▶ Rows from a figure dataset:
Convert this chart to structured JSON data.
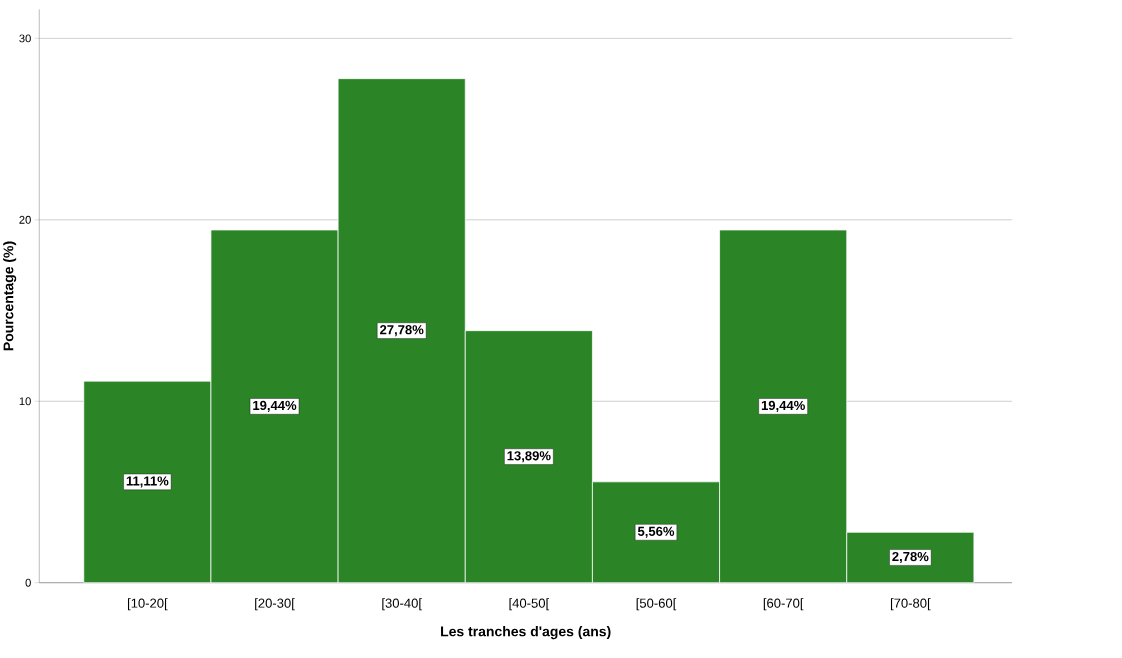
{
  "chart_data": {
    "type": "bar",
    "xlabel": "Les tranches d'ages (ans)",
    "ylabel": "Pourcentage (%)",
    "categories": [
      "[10-20[",
      "[20-30[",
      "[30-40[",
      "[40-50[",
      "[50-60[",
      "[60-70[",
      "[70-80["
    ],
    "values": [
      11.11,
      19.44,
      27.78,
      13.89,
      5.56,
      19.44,
      2.78
    ],
    "value_labels": [
      "11,11%",
      "19,44%",
      "27,78%",
      "13,89%",
      "5,56%",
      "19,44%",
      "2,78%"
    ],
    "color": "#2b8527",
    "ylim": [
      0,
      31.6
    ],
    "yticks": [
      0,
      10,
      20,
      30
    ],
    "grid": "y"
  }
}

▶ Task description: Pictures are not part of the copy; reproduce everything else in the records exactly.

▶ Task response:
Convert this chart to structured JSON data.
{
  "chart_data": {
    "type": "bar",
    "xlabel": "Les tranches d'ages (ans)",
    "ylabel": "Pourcentage (%)",
    "categories": [
      "[10-20[",
      "[20-30[",
      "[30-40[",
      "[40-50[",
      "[50-60[",
      "[60-70[",
      "[70-80["
    ],
    "values": [
      11.11,
      19.44,
      27.78,
      13.89,
      5.56,
      19.44,
      2.78
    ],
    "value_labels": [
      "11,11%",
      "19,44%",
      "27,78%",
      "13,89%",
      "5,56%",
      "19,44%",
      "2,78%"
    ],
    "color": "#2b8527",
    "ylim": [
      0,
      31.6
    ],
    "yticks": [
      0,
      10,
      20,
      30
    ],
    "grid": "y"
  }
}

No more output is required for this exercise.